**DATASET RECORDS**
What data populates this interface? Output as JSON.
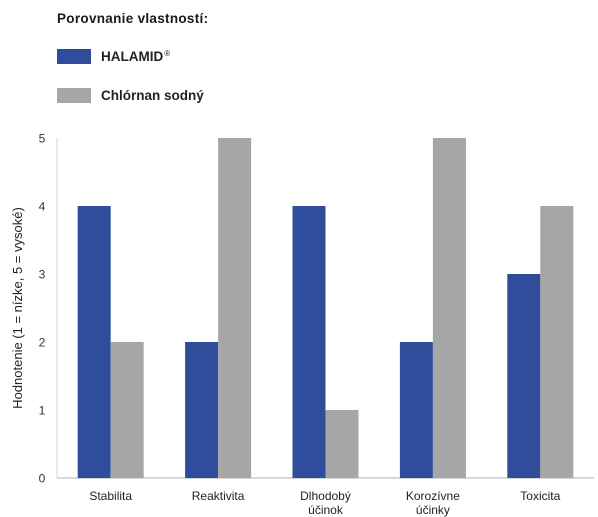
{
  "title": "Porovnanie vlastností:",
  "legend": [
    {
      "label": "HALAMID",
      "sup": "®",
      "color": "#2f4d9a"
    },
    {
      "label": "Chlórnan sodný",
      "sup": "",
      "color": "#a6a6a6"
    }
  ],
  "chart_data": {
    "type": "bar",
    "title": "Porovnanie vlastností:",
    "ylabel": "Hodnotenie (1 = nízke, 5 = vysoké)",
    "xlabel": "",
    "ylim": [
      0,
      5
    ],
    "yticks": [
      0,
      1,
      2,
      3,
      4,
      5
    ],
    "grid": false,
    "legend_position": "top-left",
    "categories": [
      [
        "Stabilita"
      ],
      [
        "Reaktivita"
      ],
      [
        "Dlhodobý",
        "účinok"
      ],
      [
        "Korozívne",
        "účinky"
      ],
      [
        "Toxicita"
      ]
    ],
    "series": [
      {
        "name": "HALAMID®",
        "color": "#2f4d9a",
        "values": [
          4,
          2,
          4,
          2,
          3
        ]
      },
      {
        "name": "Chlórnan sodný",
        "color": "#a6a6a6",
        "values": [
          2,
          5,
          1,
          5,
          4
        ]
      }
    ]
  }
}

**INSTRUCTION**
Exactly as written, return every line of the listing, but not the pictures.

**REPLY**
What data populates this interface? Output as JSON.
{
  "title": "Porovnanie vlastností:",
  "legend": [
    {
      "label": "HALAMID",
      "sup": "®",
      "color": "#2f4d9a"
    },
    {
      "label": "Chlórnan sodný",
      "sup": "",
      "color": "#a6a6a6"
    }
  ],
  "chart_data": {
    "type": "bar",
    "title": "Porovnanie vlastností:",
    "ylabel": "Hodnotenie (1 = nízke, 5 = vysoké)",
    "xlabel": "",
    "ylim": [
      0,
      5
    ],
    "yticks": [
      0,
      1,
      2,
      3,
      4,
      5
    ],
    "grid": false,
    "legend_position": "top-left",
    "categories": [
      [
        "Stabilita"
      ],
      [
        "Reaktivita"
      ],
      [
        "Dlhodobý",
        "účinok"
      ],
      [
        "Korozívne",
        "účinky"
      ],
      [
        "Toxicita"
      ]
    ],
    "series": [
      {
        "name": "HALAMID®",
        "color": "#2f4d9a",
        "values": [
          4,
          2,
          4,
          2,
          3
        ]
      },
      {
        "name": "Chlórnan sodný",
        "color": "#a6a6a6",
        "values": [
          2,
          5,
          1,
          5,
          4
        ]
      }
    ]
  }
}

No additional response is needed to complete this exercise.